__AIM__:
Print the entries verbatim, leaving out the images they contain.

__INPUT MATERIAL__:
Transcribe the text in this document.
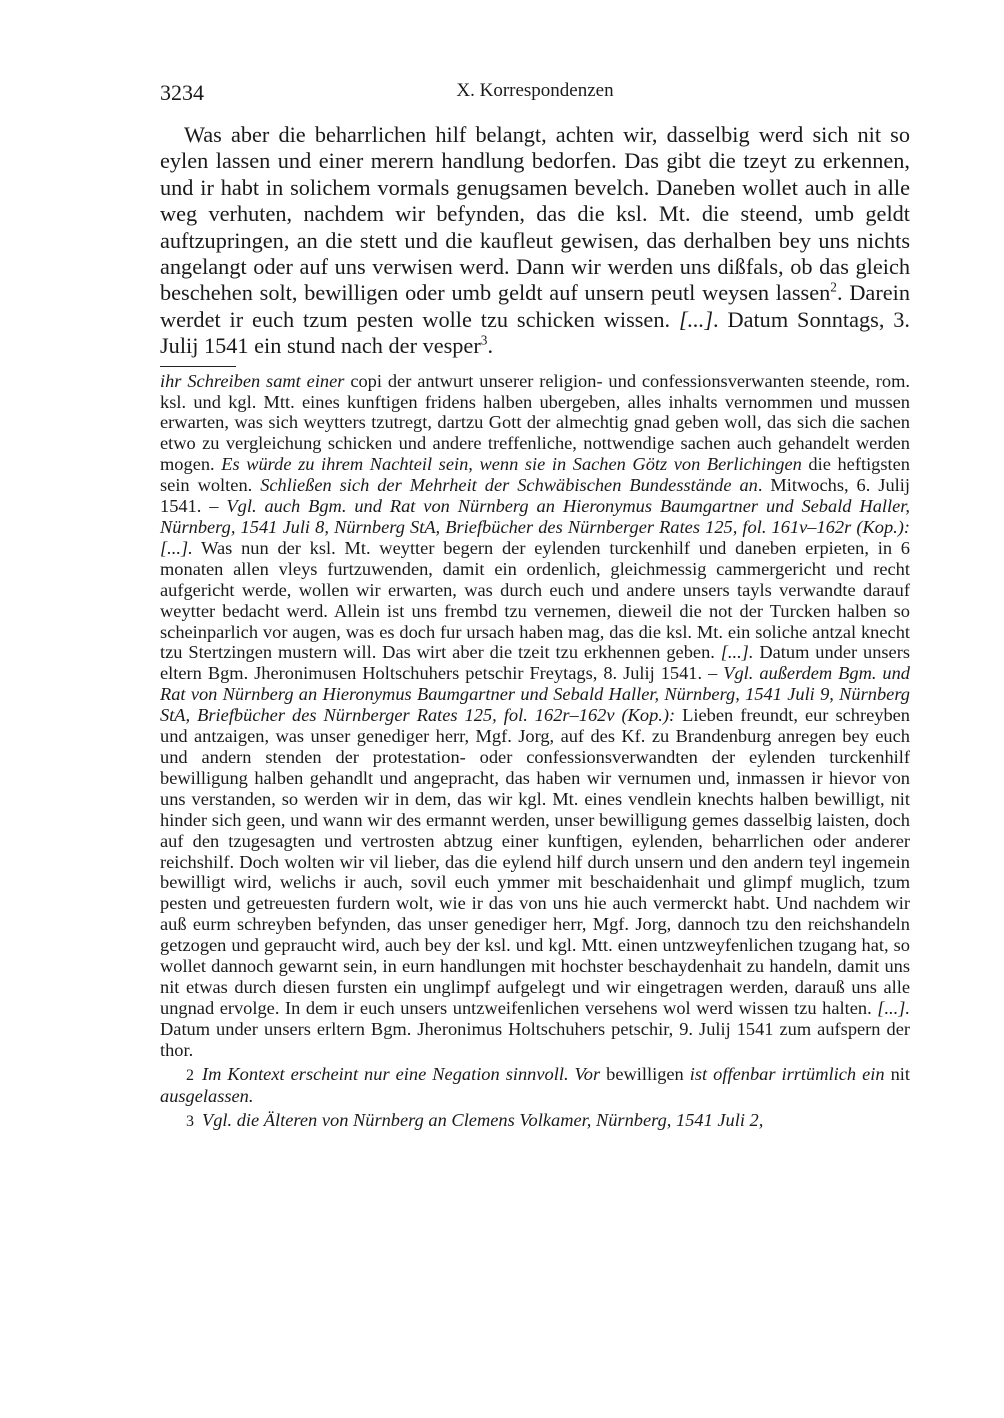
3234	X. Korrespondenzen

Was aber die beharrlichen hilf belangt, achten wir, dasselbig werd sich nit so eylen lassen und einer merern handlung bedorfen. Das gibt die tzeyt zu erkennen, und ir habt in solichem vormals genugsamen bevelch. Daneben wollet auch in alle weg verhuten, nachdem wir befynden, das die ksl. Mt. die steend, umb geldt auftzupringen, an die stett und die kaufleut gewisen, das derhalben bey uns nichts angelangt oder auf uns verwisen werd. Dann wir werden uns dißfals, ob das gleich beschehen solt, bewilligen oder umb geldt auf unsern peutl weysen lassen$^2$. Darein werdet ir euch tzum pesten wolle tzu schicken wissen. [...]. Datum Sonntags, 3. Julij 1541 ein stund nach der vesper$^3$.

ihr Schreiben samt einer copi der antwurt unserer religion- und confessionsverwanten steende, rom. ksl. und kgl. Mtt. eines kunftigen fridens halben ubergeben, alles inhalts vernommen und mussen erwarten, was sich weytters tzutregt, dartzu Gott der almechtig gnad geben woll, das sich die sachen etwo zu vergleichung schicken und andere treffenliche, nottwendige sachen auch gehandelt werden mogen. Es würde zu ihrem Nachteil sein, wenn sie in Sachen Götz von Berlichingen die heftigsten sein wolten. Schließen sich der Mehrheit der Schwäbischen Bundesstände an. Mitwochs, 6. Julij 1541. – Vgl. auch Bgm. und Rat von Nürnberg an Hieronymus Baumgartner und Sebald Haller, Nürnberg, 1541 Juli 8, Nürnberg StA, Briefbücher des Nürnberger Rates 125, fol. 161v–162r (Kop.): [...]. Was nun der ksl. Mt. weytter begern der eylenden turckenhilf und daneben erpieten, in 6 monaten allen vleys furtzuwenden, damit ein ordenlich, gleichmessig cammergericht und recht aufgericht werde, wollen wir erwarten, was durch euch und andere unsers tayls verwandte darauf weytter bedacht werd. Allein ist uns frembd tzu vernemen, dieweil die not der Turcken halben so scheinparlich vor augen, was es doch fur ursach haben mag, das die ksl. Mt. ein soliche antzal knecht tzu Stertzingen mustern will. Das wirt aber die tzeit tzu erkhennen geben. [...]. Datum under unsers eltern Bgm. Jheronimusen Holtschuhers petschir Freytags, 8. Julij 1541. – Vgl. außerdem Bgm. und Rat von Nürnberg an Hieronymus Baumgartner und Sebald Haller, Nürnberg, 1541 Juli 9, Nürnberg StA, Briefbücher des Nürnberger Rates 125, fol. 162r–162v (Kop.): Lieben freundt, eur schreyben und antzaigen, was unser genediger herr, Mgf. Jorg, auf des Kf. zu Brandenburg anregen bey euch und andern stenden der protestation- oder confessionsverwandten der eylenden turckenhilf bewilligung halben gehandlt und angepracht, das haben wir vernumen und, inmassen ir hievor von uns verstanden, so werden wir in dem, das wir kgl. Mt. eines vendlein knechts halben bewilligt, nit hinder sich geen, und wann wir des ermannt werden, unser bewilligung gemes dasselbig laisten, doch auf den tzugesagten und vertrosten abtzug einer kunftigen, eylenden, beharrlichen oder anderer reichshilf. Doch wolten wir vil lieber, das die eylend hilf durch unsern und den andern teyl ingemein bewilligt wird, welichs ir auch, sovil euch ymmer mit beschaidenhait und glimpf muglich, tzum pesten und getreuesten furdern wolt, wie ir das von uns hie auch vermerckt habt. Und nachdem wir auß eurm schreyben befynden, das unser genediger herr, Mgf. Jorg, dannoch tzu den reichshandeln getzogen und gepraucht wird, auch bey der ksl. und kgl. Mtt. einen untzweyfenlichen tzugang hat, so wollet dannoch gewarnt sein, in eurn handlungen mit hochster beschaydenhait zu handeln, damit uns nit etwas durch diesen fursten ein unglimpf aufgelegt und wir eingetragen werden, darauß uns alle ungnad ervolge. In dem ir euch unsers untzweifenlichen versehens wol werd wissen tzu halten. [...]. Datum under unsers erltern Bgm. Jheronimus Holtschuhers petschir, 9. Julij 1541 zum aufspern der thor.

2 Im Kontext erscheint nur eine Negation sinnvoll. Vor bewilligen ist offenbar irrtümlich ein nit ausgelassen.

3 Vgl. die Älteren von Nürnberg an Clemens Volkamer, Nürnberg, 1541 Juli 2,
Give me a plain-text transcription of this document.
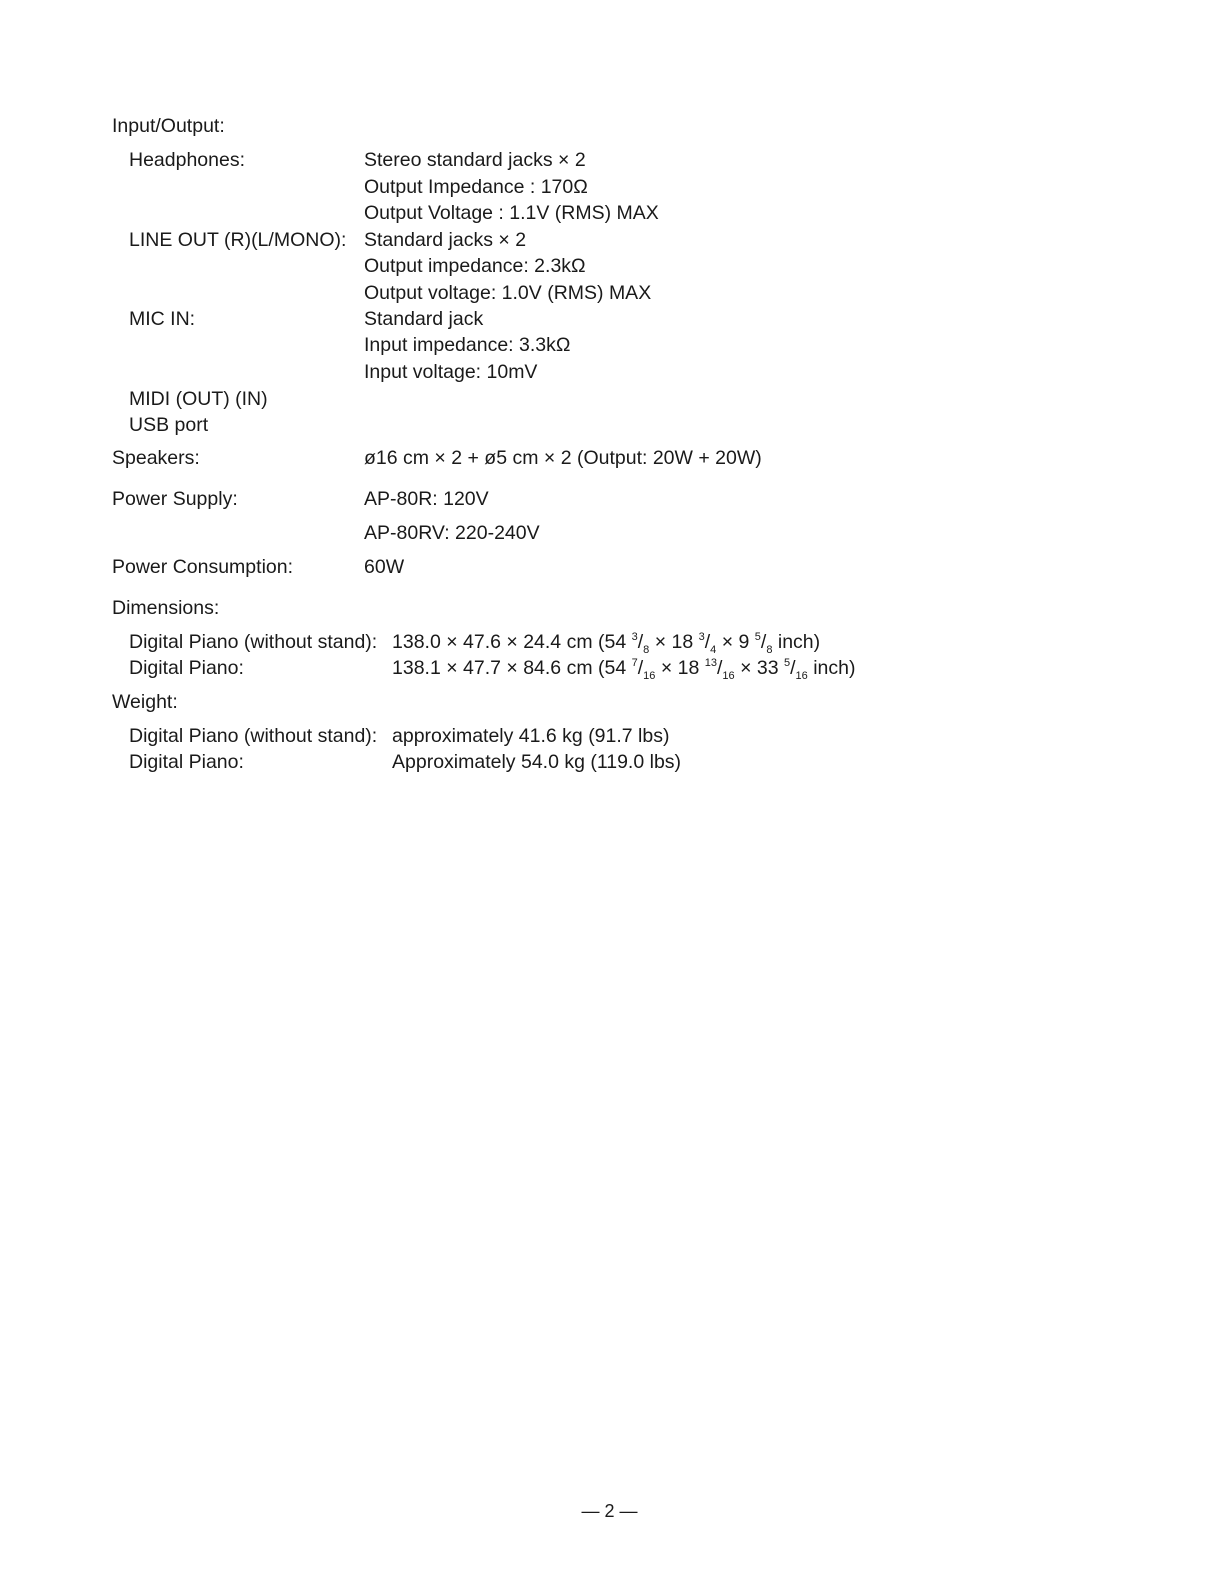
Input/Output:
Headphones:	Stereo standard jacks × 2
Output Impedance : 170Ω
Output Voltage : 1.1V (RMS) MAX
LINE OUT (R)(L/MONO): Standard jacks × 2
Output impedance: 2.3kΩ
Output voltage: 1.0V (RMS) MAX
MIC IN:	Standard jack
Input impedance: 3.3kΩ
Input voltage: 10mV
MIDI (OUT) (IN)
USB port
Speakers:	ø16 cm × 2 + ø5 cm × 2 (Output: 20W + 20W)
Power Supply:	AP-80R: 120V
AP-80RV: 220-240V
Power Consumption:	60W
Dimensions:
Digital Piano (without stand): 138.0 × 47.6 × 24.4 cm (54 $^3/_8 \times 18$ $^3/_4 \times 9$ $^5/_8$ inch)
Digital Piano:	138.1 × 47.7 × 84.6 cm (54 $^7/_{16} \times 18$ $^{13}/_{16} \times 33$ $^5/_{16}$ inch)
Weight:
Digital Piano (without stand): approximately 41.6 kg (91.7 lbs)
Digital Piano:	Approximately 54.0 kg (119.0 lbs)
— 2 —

__OUTPUT OF THE EXERCISE__:
Transcribe the text in this document.
3234	X. Korrespondenzen

Was aber die beharrlichen hilf belangt, achten wir, dasselbig werd sich nit so eylen lassen und einer merern handlung bedorfen. Das gibt die tzeyt zu erkennen, und ir habt in solichem vormals genugsamen bevelch. Daneben wollet auch in alle weg verhuten, nachdem wir befynden, das die ksl. Mt. die steend, umb geldt auftzupringen, an die stett und die kaufleut gewisen, das derhalben bey uns nichts angelangt oder auf uns verwisen werd. Dann wir werden uns dißfals, ob das gleich beschehen solt, bewilligen oder umb geldt auf unsern peutl weysen lassen$^2$. Darein werdet ir euch tzum pesten wolle tzu schicken wissen. [...]. Datum Sonntags, 3. Julij 1541 ein stund nach der vesper$^3$.

ihr Schreiben samt einer copi der antwurt unserer religion- und confessionsverwanten steende, rom. ksl. und kgl. Mtt. eines kunftigen fridens halben ubergeben, alles inhalts vernommen und mussen erwarten, was sich weytters tzutregt, dartzu Gott der almechtig gnad geben woll, das sich die sachen etwo zu vergleichung schicken und andere treffenliche, nottwendige sachen auch gehandelt werden mogen. Es würde zu ihrem Nachteil sein, wenn sie in Sachen Götz von Berlichingen die heftigsten sein wolten. Schließen sich der Mehrheit der Schwäbischen Bundesstände an. Mitwochs, 6. Julij 1541. – Vgl. auch Bgm. und Rat von Nürnberg an Hieronymus Baumgartner und Sebald Haller, Nürnberg, 1541 Juli 8, Nürnberg StA, Briefbücher des Nürnberger Rates 125, fol. 161v–162r (Kop.): [...]. Was nun der ksl. Mt. weytter begern der eylenden turckenhilf und daneben erpieten, in 6 monaten allen vleys furtzuwenden, damit ein ordenlich, gleichmessig cammergericht und recht aufgericht werde, wollen wir erwarten, was durch euch und andere unsers tayls verwandte darauf weytter bedacht werd. Allein ist uns frembd tzu vernemen, dieweil die not der Turcken halben so scheinparlich vor augen, was es doch fur ursach haben mag, das die ksl. Mt. ein soliche antzal knecht tzu Stertzingen mustern will. Das wirt aber die tzeit tzu erkhennen geben. [...]. Datum under unsers eltern Bgm. Jheronimusen Holtschuhers petschir Freytags, 8. Julij 1541. – Vgl. außerdem Bgm. und Rat von Nürnberg an Hieronymus Baumgartner und Sebald Haller, Nürnberg, 1541 Juli 9, Nürnberg StA, Briefbücher des Nürnberger Rates 125, fol. 162r–162v (Kop.): Lieben freundt, eur schreyben und antzaigen, was unser genediger herr, Mgf. Jorg, auf des Kf. zu Brandenburg anregen bey euch und andern stenden der protestation- oder confessionsverwandten der eylenden turckenhilf bewilligung halben gehandlt und angepracht, das haben wir vernumen und, inmassen ir hievor von uns verstanden, so werden wir in dem, das wir kgl. Mt. eines vendlein knechts halben bewilligt, nit hinder sich geen, und wann wir des ermannt werden, unser bewilligung gemes dasselbig laisten, doch auf den tzugesagten und vertrosten abtzug einer kunftigen, eylenden, beharrlichen oder anderer reichshilf. Doch wolten wir vil lieber, das die eylend hilf durch unsern und den andern teyl ingemein bewilligt wird, welichs ir auch, sovil euch ymmer mit beschaidenhait und glimpf muglich, tzum pesten und getreuesten furdern wolt, wie ir das von uns hie auch vermerckt habt. Und nachdem wir auß eurm schreyben befynden, das unser genediger herr, Mgf. Jorg, dannoch tzu den reichshandeln getzogen und gepraucht wird, auch bey der ksl. und kgl. Mtt. einen untzweyfenlichen tzugang hat, so wollet dannoch gewarnt sein, in eurn handlungen mit hochster beschaydenhait zu handeln, damit uns nit etwas durch diesen fursten ein unglimpf aufgelegt und wir eingetragen werden, darauß uns alle ungnad ervolge. In dem ir euch unsers untzweifenlichen versehens wol werd wissen tzu halten. [...]. Datum under unsers erltern Bgm. Jheronimus Holtschuhers petschir, 9. Julij 1541 zum aufspern der thor.

2 Im Kontext erscheint nur eine Negation sinnvoll. Vor bewilligen ist offenbar irrtümlich ein nit ausgelassen.

3 Vgl. die Älteren von Nürnberg an Clemens Volkamer, Nürnberg, 1541 Juli 2,
Give me a plain-text transcription of this document.
Input/Output:
Headphones:	Stereo standard jacks × 2
Output Impedance : 170Ω
Output Voltage : 1.1V (RMS) MAX
LINE OUT (R)(L/MONO): Standard jacks × 2
Output impedance: 2.3kΩ
Output voltage: 1.0V (RMS) MAX
MIC IN:	Standard jack
Input impedance: 3.3kΩ
Input voltage: 10mV
MIDI (OUT) (IN)
USB port
Speakers:	ø16 cm × 2 + ø5 cm × 2 (Output: 20W + 20W)
Power Supply:	AP-80R: 120V
AP-80RV: 220-240V
Power Consumption:	60W
Dimensions:
Digital Piano (without stand): 138.0 × 47.6 × 24.4 cm (54 $^3/_8 \times 18$ $^3/_4 \times 9$ $^5/_8$ inch)
Digital Piano:	138.1 × 47.7 × 84.6 cm (54 $^7/_{16} \times 18$ $^{13}/_{16} \times 33$ $^5/_{16}$ inch)
Weight:
Digital Piano (without stand): approximately 41.6 kg (91.7 lbs)
Digital Piano:	Approximately 54.0 kg (119.0 lbs)
— 2 —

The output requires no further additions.